Records follow. Copy every line with "root".
□ □ □
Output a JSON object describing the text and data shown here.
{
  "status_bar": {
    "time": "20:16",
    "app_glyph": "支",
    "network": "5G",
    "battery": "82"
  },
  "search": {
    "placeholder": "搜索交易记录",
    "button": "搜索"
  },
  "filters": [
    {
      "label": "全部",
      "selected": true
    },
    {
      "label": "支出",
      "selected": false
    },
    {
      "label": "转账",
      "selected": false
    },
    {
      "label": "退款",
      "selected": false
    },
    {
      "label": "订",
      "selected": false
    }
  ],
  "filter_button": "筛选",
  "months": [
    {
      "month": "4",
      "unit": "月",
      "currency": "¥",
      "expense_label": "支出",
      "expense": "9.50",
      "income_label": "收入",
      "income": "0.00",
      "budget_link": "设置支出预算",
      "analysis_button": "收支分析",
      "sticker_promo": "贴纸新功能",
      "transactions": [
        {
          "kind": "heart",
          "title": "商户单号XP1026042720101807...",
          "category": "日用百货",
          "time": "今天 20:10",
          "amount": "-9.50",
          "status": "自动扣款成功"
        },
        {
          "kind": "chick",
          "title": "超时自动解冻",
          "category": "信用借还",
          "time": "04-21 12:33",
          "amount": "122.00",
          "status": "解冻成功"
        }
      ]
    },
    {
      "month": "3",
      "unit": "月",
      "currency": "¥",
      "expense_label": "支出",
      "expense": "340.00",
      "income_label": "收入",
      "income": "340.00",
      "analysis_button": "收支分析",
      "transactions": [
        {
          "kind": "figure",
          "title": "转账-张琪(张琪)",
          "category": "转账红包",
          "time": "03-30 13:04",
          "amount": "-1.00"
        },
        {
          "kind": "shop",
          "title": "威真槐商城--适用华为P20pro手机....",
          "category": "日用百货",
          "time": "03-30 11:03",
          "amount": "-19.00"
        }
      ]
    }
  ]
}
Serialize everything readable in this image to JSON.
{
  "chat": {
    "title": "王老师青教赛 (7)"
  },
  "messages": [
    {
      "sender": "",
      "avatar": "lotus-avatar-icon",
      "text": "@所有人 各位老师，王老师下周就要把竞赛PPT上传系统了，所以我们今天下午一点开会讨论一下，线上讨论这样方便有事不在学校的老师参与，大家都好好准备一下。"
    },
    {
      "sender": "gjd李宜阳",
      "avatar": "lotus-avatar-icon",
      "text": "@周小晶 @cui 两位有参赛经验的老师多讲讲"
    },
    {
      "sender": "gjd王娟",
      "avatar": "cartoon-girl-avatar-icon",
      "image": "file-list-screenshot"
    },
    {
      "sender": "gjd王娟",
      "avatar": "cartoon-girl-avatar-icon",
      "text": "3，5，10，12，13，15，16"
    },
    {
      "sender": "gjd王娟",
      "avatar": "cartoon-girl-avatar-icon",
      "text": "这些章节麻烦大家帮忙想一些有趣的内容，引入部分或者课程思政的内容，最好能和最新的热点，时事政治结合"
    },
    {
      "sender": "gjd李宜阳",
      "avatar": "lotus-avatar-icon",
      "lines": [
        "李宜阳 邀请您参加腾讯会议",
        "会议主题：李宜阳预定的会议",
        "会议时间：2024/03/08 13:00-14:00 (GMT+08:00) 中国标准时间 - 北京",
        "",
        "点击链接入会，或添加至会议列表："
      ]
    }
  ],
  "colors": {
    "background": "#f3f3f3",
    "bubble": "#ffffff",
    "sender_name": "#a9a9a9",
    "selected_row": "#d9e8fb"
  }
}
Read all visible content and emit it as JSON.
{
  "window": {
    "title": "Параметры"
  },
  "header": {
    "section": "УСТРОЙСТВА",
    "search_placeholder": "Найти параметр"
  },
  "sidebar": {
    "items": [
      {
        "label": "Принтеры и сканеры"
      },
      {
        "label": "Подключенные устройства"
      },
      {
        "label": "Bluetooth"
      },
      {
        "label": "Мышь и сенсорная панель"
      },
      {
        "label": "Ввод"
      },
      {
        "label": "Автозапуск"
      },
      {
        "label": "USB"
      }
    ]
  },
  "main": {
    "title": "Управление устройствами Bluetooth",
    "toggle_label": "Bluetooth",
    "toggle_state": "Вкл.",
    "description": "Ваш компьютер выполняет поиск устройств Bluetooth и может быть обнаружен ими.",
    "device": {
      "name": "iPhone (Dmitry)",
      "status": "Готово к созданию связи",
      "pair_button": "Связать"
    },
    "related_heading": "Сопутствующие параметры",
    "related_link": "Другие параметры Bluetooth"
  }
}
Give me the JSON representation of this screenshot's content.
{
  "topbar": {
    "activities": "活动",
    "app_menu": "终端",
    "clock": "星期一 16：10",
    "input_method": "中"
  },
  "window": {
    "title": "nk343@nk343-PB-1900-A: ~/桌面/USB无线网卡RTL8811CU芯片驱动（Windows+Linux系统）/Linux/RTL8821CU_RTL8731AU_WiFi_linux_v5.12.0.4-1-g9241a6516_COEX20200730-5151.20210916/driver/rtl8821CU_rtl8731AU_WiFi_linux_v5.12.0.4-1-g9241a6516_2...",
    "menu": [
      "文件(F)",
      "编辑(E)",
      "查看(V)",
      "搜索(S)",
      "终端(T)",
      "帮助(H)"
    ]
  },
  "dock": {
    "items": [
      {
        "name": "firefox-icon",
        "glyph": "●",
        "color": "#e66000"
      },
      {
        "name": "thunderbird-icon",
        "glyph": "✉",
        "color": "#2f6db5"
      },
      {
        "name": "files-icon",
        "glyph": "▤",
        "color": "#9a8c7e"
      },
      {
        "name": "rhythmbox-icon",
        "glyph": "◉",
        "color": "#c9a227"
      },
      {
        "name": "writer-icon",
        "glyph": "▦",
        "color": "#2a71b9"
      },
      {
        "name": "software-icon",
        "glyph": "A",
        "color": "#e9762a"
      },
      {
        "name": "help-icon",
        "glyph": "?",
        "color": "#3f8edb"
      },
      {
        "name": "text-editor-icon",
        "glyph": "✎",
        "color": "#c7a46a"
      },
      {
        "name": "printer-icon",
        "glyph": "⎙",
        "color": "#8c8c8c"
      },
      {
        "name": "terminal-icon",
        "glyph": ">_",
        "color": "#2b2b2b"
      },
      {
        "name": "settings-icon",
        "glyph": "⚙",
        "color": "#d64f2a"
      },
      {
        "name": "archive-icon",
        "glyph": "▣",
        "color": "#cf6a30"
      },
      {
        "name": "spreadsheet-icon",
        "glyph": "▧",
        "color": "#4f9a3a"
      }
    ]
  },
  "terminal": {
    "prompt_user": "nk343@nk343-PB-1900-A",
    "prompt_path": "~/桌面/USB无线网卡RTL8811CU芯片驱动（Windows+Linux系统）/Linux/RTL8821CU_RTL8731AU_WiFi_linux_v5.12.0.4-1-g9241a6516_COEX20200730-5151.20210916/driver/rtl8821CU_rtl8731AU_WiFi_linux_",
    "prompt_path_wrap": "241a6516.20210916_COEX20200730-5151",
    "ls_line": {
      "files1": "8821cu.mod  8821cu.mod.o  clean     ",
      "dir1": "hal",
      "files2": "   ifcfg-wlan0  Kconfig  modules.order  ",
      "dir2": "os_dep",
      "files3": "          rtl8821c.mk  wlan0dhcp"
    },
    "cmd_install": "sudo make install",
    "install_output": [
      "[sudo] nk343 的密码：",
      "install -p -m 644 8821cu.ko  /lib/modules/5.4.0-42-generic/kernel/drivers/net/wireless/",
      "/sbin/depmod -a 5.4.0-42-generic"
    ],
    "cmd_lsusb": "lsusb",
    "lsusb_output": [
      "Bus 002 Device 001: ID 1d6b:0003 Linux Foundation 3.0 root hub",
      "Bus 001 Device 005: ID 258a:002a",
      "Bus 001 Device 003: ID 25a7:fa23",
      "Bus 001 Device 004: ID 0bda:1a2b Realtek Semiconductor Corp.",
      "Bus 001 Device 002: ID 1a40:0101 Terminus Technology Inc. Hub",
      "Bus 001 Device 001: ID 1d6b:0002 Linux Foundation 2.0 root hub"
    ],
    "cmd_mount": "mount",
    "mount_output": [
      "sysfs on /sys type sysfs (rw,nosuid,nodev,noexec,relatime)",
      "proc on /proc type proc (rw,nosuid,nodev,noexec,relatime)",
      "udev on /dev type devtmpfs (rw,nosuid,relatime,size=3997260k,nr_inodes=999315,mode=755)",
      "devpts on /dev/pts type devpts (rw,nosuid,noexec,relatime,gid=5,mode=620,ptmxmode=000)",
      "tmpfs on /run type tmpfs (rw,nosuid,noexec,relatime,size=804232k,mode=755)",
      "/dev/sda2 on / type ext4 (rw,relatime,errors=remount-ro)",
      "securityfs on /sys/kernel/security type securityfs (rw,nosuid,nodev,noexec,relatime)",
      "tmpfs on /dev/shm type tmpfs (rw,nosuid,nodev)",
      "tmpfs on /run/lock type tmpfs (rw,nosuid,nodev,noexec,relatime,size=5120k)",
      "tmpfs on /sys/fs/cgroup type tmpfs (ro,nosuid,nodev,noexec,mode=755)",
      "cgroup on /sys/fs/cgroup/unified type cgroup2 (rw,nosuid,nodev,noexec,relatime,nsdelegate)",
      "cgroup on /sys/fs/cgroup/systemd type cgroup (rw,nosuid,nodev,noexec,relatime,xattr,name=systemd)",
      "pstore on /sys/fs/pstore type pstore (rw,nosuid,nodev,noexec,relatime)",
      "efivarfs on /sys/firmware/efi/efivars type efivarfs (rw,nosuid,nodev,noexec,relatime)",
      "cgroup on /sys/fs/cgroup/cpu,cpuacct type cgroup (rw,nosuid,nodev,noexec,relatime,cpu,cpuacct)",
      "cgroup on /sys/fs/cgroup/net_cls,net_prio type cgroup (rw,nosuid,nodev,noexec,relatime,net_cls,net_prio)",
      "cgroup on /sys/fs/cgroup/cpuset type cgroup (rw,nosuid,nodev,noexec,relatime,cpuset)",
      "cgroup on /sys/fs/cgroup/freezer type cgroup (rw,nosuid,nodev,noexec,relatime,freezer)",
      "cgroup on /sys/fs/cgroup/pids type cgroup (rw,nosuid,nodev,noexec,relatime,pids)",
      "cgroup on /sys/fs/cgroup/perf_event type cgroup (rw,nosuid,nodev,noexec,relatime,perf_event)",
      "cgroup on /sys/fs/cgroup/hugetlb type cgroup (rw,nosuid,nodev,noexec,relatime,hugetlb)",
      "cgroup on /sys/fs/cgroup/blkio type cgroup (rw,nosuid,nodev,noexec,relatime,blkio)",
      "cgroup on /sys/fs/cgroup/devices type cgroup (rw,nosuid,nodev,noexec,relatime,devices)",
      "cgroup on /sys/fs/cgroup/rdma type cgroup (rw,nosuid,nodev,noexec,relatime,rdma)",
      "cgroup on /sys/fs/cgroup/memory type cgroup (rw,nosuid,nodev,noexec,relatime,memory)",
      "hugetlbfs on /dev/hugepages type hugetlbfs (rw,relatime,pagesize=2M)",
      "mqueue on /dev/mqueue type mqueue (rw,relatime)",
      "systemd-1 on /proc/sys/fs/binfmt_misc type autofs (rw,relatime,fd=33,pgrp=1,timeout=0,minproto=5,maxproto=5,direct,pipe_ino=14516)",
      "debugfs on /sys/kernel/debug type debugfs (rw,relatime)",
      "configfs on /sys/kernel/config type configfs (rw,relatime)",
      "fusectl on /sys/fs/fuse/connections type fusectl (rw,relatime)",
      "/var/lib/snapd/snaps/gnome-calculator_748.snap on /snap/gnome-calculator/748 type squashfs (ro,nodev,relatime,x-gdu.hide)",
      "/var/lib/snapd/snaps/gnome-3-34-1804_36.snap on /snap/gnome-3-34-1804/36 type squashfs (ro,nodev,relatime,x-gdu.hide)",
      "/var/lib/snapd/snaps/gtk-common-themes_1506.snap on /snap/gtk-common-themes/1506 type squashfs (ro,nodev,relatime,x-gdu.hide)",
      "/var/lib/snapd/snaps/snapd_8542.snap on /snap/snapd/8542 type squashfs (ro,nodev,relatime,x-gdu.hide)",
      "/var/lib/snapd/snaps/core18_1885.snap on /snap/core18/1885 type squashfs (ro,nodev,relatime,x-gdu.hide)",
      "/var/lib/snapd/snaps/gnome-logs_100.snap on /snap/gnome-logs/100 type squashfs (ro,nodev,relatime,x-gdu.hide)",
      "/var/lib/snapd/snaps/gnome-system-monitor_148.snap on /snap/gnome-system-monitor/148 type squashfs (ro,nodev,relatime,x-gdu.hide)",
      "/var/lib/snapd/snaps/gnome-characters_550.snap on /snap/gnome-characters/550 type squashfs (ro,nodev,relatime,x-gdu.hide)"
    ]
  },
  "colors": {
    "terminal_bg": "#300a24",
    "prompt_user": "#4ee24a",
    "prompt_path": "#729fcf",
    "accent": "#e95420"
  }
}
□ □ □
**The solution:**
      "Bus 002 Device 001: ID 1d6b:0003 Linux Foundation 3.0 root hub",
      "Bus 001 Device 001: ID 1d6b:0002 Linux Foundation 2.0 root hub"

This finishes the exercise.